**WORK TO DO**.
Below are records; reproduce exactly the lines from the one containing "What data populates" through the end, both included, and only those.

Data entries
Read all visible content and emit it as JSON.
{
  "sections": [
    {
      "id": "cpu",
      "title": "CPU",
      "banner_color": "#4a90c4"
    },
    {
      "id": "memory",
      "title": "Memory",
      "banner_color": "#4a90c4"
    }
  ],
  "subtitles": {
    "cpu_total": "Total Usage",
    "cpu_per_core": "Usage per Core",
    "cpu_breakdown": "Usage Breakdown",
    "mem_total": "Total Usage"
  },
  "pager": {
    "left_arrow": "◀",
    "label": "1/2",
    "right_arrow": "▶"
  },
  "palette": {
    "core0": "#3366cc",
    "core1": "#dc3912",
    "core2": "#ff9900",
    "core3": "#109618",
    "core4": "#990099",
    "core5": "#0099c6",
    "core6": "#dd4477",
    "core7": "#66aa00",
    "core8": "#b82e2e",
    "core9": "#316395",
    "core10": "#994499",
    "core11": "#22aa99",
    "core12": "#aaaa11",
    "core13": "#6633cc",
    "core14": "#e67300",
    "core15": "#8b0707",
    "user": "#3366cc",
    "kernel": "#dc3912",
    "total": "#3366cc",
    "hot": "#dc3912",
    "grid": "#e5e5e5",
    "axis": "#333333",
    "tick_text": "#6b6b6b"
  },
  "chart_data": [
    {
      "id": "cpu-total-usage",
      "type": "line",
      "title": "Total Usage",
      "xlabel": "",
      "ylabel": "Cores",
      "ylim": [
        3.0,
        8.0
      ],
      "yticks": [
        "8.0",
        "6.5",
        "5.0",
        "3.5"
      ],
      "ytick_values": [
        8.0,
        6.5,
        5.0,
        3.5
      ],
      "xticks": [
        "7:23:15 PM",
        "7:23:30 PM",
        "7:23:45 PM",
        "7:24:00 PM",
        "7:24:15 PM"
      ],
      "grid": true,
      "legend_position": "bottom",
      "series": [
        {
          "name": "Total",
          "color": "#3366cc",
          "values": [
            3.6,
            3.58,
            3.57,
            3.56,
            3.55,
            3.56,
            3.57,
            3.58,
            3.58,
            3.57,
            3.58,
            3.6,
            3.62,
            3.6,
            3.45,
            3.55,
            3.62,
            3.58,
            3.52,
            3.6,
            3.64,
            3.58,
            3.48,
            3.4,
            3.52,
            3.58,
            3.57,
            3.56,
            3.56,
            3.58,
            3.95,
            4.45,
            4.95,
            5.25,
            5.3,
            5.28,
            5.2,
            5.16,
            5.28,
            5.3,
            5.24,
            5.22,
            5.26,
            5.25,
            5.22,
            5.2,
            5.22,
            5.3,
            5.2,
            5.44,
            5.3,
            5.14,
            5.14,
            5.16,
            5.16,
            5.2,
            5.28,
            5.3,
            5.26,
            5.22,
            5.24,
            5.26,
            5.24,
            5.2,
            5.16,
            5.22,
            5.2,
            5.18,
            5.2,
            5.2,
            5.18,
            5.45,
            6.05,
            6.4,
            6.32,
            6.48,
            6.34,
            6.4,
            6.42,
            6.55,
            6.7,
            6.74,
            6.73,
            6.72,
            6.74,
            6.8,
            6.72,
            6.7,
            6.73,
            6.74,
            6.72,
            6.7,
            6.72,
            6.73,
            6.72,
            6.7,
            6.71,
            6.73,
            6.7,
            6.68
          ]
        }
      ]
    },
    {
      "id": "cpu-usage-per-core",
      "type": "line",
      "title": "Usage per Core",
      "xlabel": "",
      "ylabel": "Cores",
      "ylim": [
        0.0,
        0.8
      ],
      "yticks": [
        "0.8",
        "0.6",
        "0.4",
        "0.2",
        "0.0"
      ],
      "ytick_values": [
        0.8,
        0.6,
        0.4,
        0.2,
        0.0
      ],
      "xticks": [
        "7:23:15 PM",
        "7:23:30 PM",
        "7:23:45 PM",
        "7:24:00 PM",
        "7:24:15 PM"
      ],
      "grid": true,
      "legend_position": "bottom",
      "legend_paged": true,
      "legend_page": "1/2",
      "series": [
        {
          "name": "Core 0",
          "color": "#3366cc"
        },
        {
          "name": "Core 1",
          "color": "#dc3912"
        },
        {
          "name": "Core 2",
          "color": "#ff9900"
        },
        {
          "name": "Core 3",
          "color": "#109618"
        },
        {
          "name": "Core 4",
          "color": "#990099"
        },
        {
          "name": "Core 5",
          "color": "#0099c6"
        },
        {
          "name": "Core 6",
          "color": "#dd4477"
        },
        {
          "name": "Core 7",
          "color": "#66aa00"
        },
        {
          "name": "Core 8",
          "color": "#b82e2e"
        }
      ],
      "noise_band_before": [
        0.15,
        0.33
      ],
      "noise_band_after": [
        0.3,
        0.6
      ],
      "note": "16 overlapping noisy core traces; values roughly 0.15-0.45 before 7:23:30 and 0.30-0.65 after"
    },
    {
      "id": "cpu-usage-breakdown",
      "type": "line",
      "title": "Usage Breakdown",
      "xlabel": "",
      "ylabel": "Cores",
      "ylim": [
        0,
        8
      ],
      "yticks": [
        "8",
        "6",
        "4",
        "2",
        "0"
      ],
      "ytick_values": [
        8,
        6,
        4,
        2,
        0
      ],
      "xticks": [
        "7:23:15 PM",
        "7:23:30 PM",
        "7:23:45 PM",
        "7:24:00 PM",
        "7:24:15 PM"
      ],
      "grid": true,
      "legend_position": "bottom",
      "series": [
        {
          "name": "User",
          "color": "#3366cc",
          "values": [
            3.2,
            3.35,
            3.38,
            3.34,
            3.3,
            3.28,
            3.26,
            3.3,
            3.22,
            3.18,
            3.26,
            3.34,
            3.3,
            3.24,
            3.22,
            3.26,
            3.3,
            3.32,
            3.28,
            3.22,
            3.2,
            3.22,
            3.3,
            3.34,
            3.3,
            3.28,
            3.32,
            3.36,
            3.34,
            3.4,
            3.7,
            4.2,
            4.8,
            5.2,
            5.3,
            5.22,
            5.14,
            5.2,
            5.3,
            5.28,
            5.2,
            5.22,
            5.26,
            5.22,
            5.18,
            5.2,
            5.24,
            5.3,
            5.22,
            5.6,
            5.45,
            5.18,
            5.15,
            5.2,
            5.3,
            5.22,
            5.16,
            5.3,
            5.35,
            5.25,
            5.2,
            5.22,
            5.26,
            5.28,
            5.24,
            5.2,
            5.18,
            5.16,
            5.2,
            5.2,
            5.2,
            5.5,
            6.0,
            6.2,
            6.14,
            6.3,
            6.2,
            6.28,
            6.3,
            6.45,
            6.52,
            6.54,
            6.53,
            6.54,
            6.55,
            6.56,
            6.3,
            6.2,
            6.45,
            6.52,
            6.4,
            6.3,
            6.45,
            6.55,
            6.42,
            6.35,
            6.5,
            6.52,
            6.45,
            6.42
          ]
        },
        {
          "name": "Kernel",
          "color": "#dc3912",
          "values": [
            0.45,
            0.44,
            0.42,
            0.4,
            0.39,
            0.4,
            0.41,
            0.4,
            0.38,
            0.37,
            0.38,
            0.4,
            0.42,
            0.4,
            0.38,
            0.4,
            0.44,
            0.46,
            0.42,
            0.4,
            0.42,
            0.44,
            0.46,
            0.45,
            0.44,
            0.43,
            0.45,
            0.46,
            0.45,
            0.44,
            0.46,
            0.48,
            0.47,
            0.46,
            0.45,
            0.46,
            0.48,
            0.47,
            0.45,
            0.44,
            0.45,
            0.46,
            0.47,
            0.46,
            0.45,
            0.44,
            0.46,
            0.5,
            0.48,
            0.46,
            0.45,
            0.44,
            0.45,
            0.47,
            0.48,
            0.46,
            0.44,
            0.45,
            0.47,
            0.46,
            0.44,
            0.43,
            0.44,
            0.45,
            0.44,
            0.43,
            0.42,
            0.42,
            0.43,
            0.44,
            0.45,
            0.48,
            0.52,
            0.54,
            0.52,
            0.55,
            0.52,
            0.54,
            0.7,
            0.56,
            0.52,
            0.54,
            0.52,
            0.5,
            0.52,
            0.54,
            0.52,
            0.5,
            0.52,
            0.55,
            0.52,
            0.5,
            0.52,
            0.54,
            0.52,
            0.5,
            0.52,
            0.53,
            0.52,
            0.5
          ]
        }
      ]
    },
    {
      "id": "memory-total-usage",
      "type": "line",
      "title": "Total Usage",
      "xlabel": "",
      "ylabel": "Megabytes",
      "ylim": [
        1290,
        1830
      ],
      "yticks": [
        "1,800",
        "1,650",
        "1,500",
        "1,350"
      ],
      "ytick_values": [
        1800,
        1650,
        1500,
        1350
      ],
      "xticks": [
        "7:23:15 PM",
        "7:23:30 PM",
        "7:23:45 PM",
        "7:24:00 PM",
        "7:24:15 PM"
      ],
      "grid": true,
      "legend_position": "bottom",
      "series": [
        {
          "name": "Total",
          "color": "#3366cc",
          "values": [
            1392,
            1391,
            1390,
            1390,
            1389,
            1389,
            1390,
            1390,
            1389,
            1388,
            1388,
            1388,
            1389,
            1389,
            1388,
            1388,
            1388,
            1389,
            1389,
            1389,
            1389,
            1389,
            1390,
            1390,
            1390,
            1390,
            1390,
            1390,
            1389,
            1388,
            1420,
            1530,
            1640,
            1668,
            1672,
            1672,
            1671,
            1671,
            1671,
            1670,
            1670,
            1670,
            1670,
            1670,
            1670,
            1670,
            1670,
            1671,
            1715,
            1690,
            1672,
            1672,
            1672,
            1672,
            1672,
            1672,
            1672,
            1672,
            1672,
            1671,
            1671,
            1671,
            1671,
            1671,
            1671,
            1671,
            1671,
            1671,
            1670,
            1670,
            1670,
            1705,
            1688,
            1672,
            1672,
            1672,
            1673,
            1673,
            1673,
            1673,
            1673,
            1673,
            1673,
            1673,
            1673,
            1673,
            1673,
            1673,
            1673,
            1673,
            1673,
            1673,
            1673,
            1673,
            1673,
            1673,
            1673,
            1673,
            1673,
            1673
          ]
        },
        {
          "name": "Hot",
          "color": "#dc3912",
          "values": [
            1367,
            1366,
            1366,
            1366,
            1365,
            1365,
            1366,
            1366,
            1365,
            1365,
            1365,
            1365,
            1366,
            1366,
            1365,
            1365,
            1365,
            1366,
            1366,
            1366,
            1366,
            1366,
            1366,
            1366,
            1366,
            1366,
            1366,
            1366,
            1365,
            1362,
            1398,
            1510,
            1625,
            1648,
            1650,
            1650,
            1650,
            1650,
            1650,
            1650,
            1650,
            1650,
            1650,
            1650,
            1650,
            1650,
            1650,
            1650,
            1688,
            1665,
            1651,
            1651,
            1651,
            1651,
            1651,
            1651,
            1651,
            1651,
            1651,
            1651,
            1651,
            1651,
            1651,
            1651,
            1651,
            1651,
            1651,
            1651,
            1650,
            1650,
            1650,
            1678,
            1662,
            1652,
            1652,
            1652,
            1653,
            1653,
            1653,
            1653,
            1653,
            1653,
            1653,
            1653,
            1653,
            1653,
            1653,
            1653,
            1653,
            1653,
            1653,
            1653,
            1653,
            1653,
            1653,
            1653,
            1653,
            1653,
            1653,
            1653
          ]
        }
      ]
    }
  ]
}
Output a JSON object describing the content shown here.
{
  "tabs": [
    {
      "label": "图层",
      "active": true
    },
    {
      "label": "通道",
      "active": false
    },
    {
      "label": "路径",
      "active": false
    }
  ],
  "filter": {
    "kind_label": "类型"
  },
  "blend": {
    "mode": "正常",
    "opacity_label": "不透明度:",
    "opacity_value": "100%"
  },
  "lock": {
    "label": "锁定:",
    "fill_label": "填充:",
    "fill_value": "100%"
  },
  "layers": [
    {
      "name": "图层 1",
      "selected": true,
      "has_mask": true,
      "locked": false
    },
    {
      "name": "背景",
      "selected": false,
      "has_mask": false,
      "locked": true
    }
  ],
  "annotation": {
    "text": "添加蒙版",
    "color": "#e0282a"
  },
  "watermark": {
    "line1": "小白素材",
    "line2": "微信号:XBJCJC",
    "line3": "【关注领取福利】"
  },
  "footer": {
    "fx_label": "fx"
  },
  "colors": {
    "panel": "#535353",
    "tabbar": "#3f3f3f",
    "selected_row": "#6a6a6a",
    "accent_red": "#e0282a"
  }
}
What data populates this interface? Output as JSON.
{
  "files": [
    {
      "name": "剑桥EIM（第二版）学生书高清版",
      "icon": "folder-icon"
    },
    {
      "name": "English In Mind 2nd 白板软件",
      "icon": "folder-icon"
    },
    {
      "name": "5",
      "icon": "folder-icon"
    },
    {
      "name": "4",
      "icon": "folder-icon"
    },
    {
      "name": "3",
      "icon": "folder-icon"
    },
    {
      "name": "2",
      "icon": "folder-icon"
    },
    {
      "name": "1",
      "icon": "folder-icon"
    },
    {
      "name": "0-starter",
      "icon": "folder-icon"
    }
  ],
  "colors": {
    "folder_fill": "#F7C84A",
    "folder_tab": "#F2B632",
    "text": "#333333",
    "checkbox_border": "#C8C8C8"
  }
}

**ANSWER BELOW**.
What data populates this interface? Output as JSON.
{
  "files": [
    {
      "name": "剑桥EIM（第二版）学生书高清版",
      "icon": "folder-icon"
    },
    {
      "name": "English In Mind 2nd 白板软件",
      "icon": "folder-icon"
    },
    {
      "name": "5",
      "icon": "folder-icon"
    },
    {
      "name": "4",
      "icon": "folder-icon"
    },
    {
      "name": "3",
      "icon": "folder-icon"
    },
    {
      "name": "2",
      "icon": "folder-icon"
    },
    {
      "name": "1",
      "icon": "folder-icon"
    },
    {
      "name": "0-starter",
      "icon": "folder-icon"
    }
  ],
  "colors": {
    "folder_fill": "#F7C84A",
    "folder_tab": "#F2B632",
    "text": "#333333",
    "checkbox_border": "#C8C8C8"
  }
}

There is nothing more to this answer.